# Excerpted data:
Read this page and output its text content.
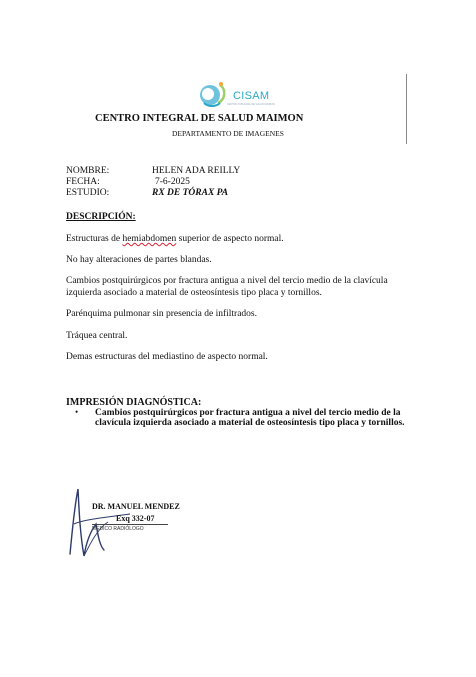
CISAM
CENTRO INTEGRAL DE SALUD MAIMON
CENTRO INTEGRAL DE SALUD MAIMON
DEPARTAMENTO DE IMAGENES
NOMBRE:	HELEN ADA REILLY
FECHA:	7-6-2025
ESTUDIO:	RX DE TÓRAX PA
DESCRIPCIÓN:
Estructuras de hemiabdomen superior de aspecto normal.
No hay alteraciones de partes blandas.
Cambios postquirúrgicos por fractura antigua a nivel del tercio medio de la clavícula izquierda asociado a material de osteosíntesis tipo placa y tornillos.
Parénquima pulmonar sin presencia de infiltrados.
Tráquea central.
Demas estructuras del mediastino de aspecto normal.
IMPRESIÓN DIAGNÓSTICA:
• Cambios postquirúrgicos por fractura antigua a nivel del tercio medio de la clavícula izquierda asociado a material de osteosíntesis tipo placa y tornillos.
DR. MANUEL MENDEZ
Exq 332-07
MÉDICO RADIÓLOGO
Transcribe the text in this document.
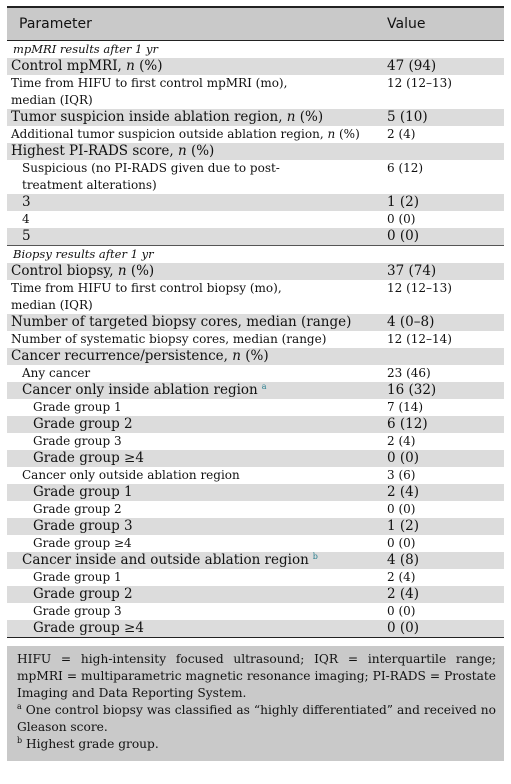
Parameter	Value
mpMRI results after 1 yr	
Control mpMRI, n (%)	47 (94)
Time from HIFU to first control mpMRI (mo), median (IQR)	12 (12–13)
Tumor suspicion inside ablation region, n (%)	5 (10)
Additional tumor suspicion outside ablation region, n (%)	2 (4)
Highest PI-RADS score, n (%)	
Suspicious (no PI-RADS given due to post-treatment alterations)	6 (12)
3	1 (2)
4	0 (0)
5	0 (0)
Biopsy results after 1 yr	
Control biopsy, n (%)	37 (74)
Time from HIFU to first control biopsy (mo), median (IQR)	12 (12–13)
Number of targeted biopsy cores, median (range)	4 (0–8)
Number of systematic biopsy cores, median (range)	12 (12–14)
Cancer recurrence/persistence, n (%)	
Any cancer	23 (46)
Cancer only inside ablation region $^a$	16 (32)
Grade group 1	7 (14)
Grade group 2	6 (12)
Grade group 3	2 (4)
Grade group ≥4	0 (0)
Cancer only outside ablation region	3 (6)
Grade group 1	2 (4)
Grade group 2	0 (0)
Grade group 3	1 (2)
Grade group ≥4	0 (0)
Cancer inside and outside ablation region $^b$	4 (8)
Grade group 1	2 (4)
Grade group 2	2 (4)
Grade group 3	0 (0)
Grade group ≥4	0 (0)

HIFU = high-intensity focused ultrasound; IQR = interquartile range; mpMRI = multiparametric magnetic resonance imaging; PI-RADS = Prostate Imaging and Data Reporting System.

$^a$ One control biopsy was classified as “highly differentiated” and received no Gleason score.

$^b$ Highest grade group.
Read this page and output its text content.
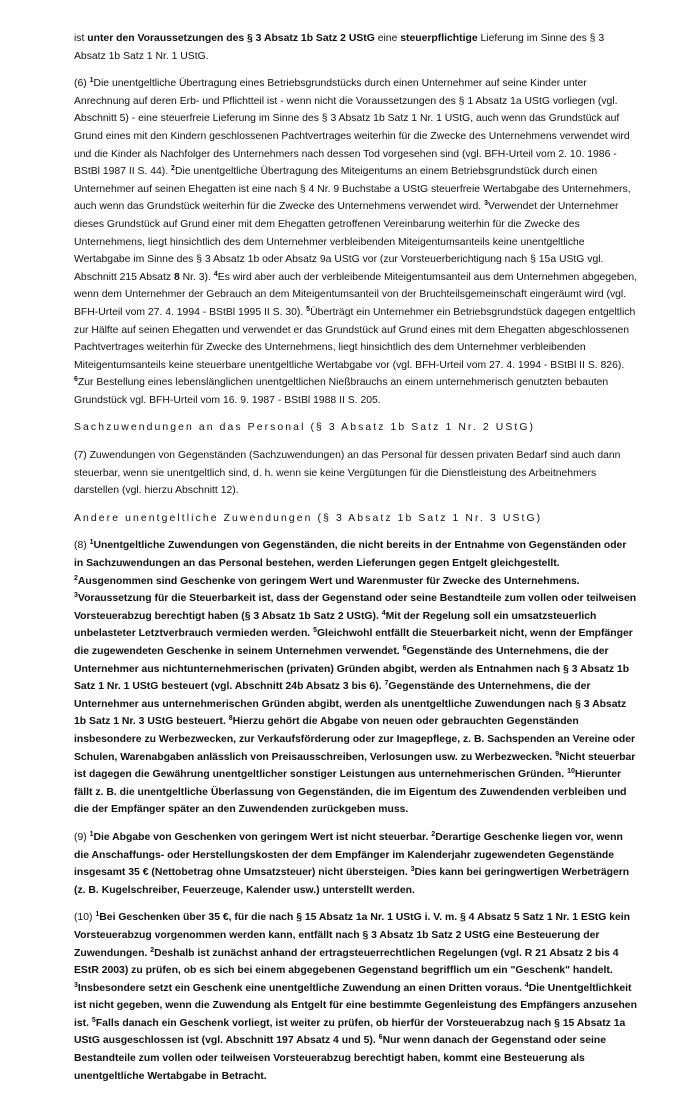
ist unter den Voraussetzungen des § 3 Absatz 1b Satz 2 UStG eine steuerpflichtige Lieferung im Sinne des § 3 Absatz 1b Satz 1 Nr. 1 UStG.

(6) $^1$Die unentgeltliche Übertragung eines Betriebsgrundstücks durch einen Unternehmer auf seine Kinder unter Anrechnung auf deren Erb- und Pflichtteil ist - wenn nicht die Voraussetzungen des § 1 Absatz 1a UStG vorliegen (vgl. Abschnitt 5) - eine steuerfreie Lieferung im Sinne des § 3 Absatz 1b Satz 1 Nr. 1 UStG, auch wenn das Grundstück auf Grund eines mit den Kindern geschlossenen Pachtvertrages weiterhin für die Zwecke des Unternehmens verwendet wird und die Kinder als Nachfolger des Unternehmers nach dessen Tod vorgesehen sind (vgl. BFH-Urteil vom 2. 10. 1986 - BStBl 1987 II S. 44). $^2$Die unentgeltliche Übertragung des Miteigentums an einem Betriebsgrundstück durch einen Unternehmer auf seinen Ehegatten ist eine nach § 4 Nr. 9 Buchstabe a UStG steuerfreie Wertabgabe des Unternehmers, auch wenn das Grundstück weiterhin für die Zwecke des Unternehmens verwendet wird. $^3$Verwendet der Unternehmer dieses Grundstück auf Grund einer mit dem Ehegatten getroffenen Vereinbarung weiterhin für die Zwecke des Unternehmens, liegt hinsichtlich des dem Unternehmer verbleibenden Miteigentumsanteils keine unentgeltliche Wertabgabe im Sinne des § 3 Absatz 1b oder Absatz 9a UStG vor (zur Vorsteuerberichtigung nach § 15a UStG vgl. Abschnitt 215 Absatz 8 Nr. 3). $^4$Es wird aber auch der verbleibende Miteigentumsanteil aus dem Unternehmen abgegeben, wenn dem Unternehmer der Gebrauch an dem Miteigentumsanteil von der Bruchteilsgemeinschaft eingeräumt wird (vgl. BFH-Urteil vom 27. 4. 1994 - BStBl 1995 II S. 30). $^5$Überträgt ein Unternehmer ein Betriebsgrundstück dagegen entgeltlich zur Hälfte auf seinen Ehegatten und verwendet er das Grundstück auf Grund eines mit dem Ehegatten abgeschlossenen Pachtvertrages weiterhin für Zwecke des Unternehmens, liegt hinsichtlich des dem Unternehmer verbleibenden Miteigentumsanteils keine steuerbare unentgeltliche Wertabgabe vor (vgl. BFH-Urteil vom 27. 4. 1994 - BStBl II S. 826). $^6$Zur Bestellung eines lebenslänglichen unentgeltlichen Nießbrauchs an einem unternehmerisch genutzten bebauten Grundstück vgl. BFH-Urteil vom 16. 9. 1987 - BStBl 1988 II S. 205.

Sachzuwendungen an das Personal (§ 3 Absatz 1b Satz 1 Nr. 2 UStG)

(7) Zuwendungen von Gegenständen (Sachzuwendungen) an das Personal für dessen privaten Bedarf sind auch dann steuerbar, wenn sie unentgeltlich sind, d. h. wenn sie keine Vergütungen für die Dienstleistung des Arbeitnehmers darstellen (vgl. hierzu Abschnitt 12).

Andere unentgeltliche Zuwendungen (§ 3 Absatz 1b Satz 1 Nr. 3 UStG)

(8) $^1$Unentgeltliche Zuwendungen von Gegenständen, die nicht bereits in der Entnahme von Gegenständen oder in Sachzuwendungen an das Personal bestehen, werden Lieferungen gegen Entgelt gleichgestellt. $^2$Ausgenommen sind Geschenke von geringem Wert und Warenmuster für Zwecke des Unternehmens. $^3$Voraussetzung für die Steuerbarkeit ist, dass der Gegenstand oder seine Bestandteile zum vollen oder teilweisen Vorsteuerabzug berechtigt haben (§ 3 Absatz 1b Satz 2 UStG). $^4$Mit der Regelung soll ein umsatzsteuerlich unbelasteter Letztverbrauch vermieden werden. $^5$Gleichwohl entfällt die Steuerbarkeit nicht, wenn der Empfänger die zugewendeten Geschenke in seinem Unternehmen verwendet. $^6$Gegenstände des Unternehmens, die der Unternehmer aus nichtunternehmerischen (privaten) Gründen abgibt, werden als Entnahmen nach § 3 Absatz 1b Satz 1 Nr. 1 UStG besteuert (vgl. Abschnitt 24b Absatz 3 bis 6). $^7$Gegenstände des Unternehmens, die der Unternehmer aus unternehmerischen Gründen abgibt, werden als unentgeltliche Zuwendungen nach § 3 Absatz 1b Satz 1 Nr. 3 UStG besteuert. $^8$Hierzu gehört die Abgabe von neuen oder gebrauchten Gegenständen insbesondere zu Werbezwecken, zur Verkaufsförderung oder zur Imagepflege, z. B. Sachspenden an Vereine oder Schulen, Warenabgaben anlässlich von Preisausschreiben, Verlosungen usw. zu Werbezwecken. $^9$Nicht steuerbar ist dagegen die Gewährung unentgeltlicher sonstiger Leistungen aus unternehmerischen Gründen. $^{10}$Hierunter fällt z. B. die unentgeltliche Überlassung von Gegenständen, die im Eigentum des Zuwendenden verbleiben und die der Empfänger später an den Zuwendenden zurückgeben muss.

(9) $^1$Die Abgabe von Geschenken von geringem Wert ist nicht steuerbar. $^2$Derartige Geschenke liegen vor, wenn die Anschaffungs- oder Herstellungskosten der dem Empfänger im Kalenderjahr zugewendeten Gegenstände insgesamt 35 € (Nettobetrag ohne Umsatzsteuer) nicht übersteigen. $^3$Dies kann bei geringwertigen Werbeträgern (z. B. Kugelschreiber, Feuerzeuge, Kalender usw.) unterstellt werden.

(10) $^1$Bei Geschenken über 35 €, für die nach § 15 Absatz 1a Nr. 1 UStG i. V. m. § 4 Absatz 5 Satz 1 Nr. 1 EStG kein Vorsteuerabzug vorgenommen werden kann, entfällt nach § 3 Absatz 1b Satz 2 UStG eine Besteuerung der Zuwendungen. $^2$Deshalb ist zunächst anhand der ertragsteuerrechtlichen Regelungen (vgl. R 21 Absatz 2 bis 4 EStR 2003) zu prüfen, ob es sich bei einem abgegebenen Gegenstand begrifflich um ein "Geschenk" handelt. $^3$Insbesondere setzt ein Geschenk eine unentgeltliche Zuwendung an einen Dritten voraus. $^4$Die Unentgeltlichkeit ist nicht gegeben, wenn die Zuwendung als Entgelt für eine bestimmte Gegenleistung des Empfängers anzusehen ist. $^5$Falls danach ein Geschenk vorliegt, ist weiter zu prüfen, ob hierfür der Vorsteuerabzug nach § 15 Absatz 1a UStG ausgeschlossen ist (vgl. Abschnitt 197 Absatz 4 und 5). $^6$Nur wenn danach der Gegenstand oder seine Bestandteile zum vollen oder teilweisen Vorsteuerabzug berechtigt haben, kommt eine Besteuerung als unentgeltliche Wertabgabe in Betracht.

# Aim of the task:
Identify each line of the material where the word "izquierda" shows up, and copy it.

# Written response:
Cambios postquirúrgicos por fractura antigua a nivel del tercio medio de la clavícula izquierda asociado a material de osteosíntesis tipo placa y tornillos.
• Cambios postquirúrgicos por fractura antigua a nivel del tercio medio de la clavícula izquierda asociado a material de osteosíntesis tipo placa y tornillos.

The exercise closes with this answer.